Pull out every line in the data that has the string "kind" in it.

## START DATA ROWS

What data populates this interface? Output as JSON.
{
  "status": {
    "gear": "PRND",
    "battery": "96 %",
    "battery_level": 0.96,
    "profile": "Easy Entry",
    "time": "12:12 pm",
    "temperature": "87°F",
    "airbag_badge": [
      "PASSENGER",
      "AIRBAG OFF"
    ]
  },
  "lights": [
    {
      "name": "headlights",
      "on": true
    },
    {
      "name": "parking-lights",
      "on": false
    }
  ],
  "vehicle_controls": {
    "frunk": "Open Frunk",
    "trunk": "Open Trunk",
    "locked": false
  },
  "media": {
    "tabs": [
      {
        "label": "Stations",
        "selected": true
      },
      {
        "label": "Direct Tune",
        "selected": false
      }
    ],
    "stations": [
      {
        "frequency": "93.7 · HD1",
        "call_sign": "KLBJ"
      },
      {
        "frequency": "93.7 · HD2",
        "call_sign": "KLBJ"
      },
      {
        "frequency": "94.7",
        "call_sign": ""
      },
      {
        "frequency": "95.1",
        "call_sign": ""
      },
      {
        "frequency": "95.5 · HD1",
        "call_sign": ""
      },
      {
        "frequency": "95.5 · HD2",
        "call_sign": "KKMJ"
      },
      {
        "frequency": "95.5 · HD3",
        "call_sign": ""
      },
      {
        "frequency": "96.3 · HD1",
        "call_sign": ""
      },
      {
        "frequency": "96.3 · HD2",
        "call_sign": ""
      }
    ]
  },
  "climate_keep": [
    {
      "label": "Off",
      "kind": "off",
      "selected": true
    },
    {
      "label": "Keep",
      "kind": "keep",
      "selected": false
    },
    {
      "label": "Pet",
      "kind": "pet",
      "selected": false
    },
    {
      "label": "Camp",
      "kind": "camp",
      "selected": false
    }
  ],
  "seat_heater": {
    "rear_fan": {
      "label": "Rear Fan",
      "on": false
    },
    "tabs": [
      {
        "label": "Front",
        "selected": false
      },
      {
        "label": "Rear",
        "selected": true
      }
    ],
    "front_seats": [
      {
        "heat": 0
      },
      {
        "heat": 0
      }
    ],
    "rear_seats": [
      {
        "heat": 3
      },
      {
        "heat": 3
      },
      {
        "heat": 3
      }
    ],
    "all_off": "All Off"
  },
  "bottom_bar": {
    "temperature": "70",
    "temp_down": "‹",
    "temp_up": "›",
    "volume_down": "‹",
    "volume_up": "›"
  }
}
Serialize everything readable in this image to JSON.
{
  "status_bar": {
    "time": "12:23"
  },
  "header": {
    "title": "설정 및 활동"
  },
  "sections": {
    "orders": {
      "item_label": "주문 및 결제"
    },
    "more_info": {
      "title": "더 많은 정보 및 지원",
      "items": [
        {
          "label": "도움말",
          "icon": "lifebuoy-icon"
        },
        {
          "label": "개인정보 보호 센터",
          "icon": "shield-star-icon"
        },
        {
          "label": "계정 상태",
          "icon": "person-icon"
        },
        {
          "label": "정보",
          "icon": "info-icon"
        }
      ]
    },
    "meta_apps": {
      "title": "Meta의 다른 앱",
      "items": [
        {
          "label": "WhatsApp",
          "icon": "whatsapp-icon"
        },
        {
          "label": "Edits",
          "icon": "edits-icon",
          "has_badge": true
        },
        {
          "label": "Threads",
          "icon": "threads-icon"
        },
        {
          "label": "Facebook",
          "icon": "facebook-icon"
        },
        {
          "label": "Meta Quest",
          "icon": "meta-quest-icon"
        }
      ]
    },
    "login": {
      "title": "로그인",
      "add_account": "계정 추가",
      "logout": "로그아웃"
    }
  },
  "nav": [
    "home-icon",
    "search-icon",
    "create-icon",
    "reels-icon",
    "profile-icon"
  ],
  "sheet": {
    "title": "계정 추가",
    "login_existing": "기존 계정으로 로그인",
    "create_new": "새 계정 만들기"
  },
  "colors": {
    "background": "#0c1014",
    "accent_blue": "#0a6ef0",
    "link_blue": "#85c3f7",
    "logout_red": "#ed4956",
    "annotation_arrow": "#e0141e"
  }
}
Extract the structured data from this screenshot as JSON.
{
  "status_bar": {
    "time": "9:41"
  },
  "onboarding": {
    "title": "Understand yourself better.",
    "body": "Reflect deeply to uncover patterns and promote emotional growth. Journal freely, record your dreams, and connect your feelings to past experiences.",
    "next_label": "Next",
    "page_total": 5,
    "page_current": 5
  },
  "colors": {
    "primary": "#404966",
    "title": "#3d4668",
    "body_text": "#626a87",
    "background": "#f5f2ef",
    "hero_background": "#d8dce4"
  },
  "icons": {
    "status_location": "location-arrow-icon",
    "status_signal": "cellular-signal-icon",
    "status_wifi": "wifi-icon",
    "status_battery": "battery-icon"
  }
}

## END DATA ROWS
## START DATA ROWS

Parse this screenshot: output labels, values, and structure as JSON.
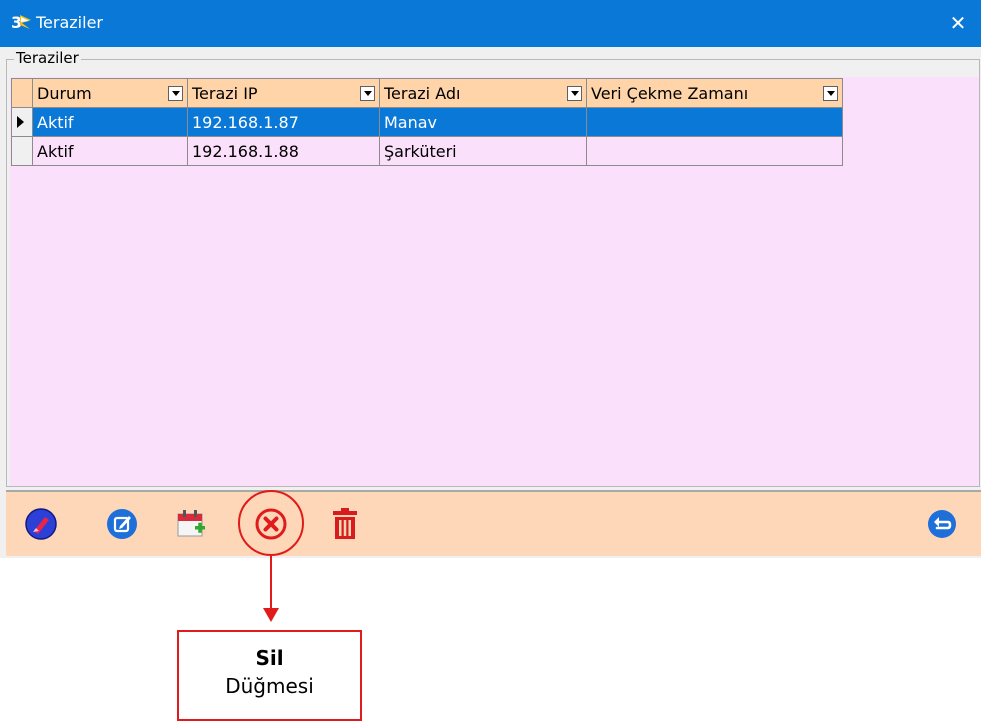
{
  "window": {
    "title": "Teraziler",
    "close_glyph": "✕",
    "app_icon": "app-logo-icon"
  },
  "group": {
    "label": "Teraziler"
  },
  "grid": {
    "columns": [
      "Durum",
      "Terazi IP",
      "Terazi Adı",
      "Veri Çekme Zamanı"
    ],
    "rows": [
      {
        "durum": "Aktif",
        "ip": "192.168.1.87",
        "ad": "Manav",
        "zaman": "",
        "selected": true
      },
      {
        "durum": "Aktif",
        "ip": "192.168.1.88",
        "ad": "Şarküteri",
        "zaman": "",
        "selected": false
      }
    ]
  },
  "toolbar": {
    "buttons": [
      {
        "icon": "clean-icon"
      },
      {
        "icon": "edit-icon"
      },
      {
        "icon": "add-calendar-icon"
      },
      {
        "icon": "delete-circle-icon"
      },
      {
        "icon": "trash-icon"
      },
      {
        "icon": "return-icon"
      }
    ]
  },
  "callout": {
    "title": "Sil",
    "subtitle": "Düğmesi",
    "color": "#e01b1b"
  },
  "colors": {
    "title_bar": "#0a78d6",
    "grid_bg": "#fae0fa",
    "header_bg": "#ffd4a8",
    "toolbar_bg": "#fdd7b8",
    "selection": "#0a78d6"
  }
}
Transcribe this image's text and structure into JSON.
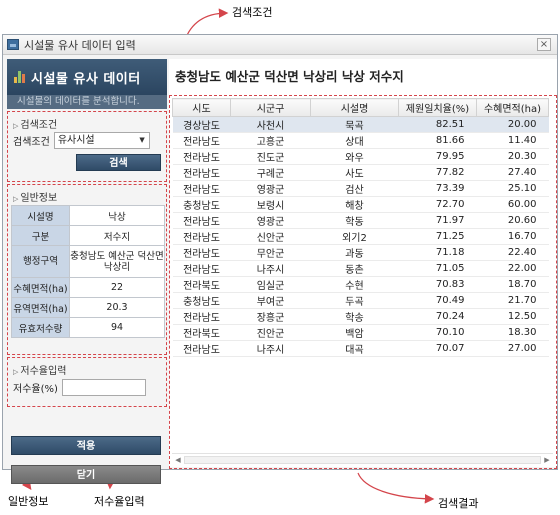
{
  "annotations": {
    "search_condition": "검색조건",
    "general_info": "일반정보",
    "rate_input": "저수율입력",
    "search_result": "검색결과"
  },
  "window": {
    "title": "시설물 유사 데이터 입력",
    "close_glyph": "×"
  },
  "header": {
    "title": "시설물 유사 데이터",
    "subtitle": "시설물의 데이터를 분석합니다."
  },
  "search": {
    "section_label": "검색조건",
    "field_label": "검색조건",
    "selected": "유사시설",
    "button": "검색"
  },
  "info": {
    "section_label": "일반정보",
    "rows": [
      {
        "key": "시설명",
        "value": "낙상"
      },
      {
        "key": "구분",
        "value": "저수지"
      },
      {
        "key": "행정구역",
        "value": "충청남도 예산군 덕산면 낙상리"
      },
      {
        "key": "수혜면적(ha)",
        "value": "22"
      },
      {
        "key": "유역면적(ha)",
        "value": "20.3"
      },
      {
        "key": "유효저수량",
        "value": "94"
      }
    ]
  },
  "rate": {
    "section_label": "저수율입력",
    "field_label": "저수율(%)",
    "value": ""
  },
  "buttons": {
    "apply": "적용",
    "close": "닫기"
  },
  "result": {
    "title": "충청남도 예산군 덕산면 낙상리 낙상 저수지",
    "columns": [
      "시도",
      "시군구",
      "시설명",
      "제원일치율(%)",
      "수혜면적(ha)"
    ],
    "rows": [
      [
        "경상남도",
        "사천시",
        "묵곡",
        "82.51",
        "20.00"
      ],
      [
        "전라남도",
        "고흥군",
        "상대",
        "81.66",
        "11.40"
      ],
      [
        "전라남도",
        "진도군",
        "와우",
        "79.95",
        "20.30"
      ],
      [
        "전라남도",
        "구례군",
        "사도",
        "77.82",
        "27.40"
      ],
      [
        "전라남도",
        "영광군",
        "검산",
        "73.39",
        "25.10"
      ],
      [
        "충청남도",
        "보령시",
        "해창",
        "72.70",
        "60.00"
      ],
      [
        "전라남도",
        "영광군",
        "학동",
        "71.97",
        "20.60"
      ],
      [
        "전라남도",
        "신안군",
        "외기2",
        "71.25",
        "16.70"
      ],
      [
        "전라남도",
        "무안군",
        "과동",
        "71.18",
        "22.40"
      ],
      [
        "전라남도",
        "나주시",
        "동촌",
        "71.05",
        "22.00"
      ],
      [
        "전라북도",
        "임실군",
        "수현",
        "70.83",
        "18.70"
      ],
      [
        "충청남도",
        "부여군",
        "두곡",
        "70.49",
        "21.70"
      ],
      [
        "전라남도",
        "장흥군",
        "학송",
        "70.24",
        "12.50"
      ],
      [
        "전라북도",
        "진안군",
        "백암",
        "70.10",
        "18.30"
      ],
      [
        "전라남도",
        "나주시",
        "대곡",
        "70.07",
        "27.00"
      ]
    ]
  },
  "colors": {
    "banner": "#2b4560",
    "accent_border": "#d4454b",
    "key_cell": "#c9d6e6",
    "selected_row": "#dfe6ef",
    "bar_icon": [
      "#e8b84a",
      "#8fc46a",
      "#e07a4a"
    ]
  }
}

## END DATA ROWS
## START DATA ROWS

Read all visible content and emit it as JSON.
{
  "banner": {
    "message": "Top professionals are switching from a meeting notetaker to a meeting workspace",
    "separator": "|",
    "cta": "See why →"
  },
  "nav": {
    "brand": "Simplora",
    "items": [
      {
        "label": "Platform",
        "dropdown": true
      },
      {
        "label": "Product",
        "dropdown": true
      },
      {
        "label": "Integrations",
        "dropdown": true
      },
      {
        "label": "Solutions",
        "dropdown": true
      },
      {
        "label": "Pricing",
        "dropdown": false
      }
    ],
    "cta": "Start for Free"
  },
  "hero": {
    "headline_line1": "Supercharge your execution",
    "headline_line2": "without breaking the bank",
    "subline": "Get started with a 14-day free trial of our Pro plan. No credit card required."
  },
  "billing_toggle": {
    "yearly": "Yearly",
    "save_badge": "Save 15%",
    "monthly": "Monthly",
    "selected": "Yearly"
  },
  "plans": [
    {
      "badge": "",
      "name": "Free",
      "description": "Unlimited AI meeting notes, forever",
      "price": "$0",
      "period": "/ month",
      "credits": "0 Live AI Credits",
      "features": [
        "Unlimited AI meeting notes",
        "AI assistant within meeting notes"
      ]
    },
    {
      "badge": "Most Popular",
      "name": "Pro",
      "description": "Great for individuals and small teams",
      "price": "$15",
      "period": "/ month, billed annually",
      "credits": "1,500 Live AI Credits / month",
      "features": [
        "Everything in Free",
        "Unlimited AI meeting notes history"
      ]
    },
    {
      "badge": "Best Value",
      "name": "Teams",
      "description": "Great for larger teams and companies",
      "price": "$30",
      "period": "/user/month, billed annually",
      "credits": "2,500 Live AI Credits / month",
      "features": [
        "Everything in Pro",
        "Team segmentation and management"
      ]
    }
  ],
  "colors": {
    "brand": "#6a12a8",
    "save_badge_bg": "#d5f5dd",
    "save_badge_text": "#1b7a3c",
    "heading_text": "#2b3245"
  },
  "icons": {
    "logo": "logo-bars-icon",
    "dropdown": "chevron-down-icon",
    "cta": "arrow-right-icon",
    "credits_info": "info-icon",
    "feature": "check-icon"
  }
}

## END DATA ROWS

COMPLETE OUTPUT
      "kind": "off",
      "kind": "keep",
      "kind": "pet",
      "kind": "camp",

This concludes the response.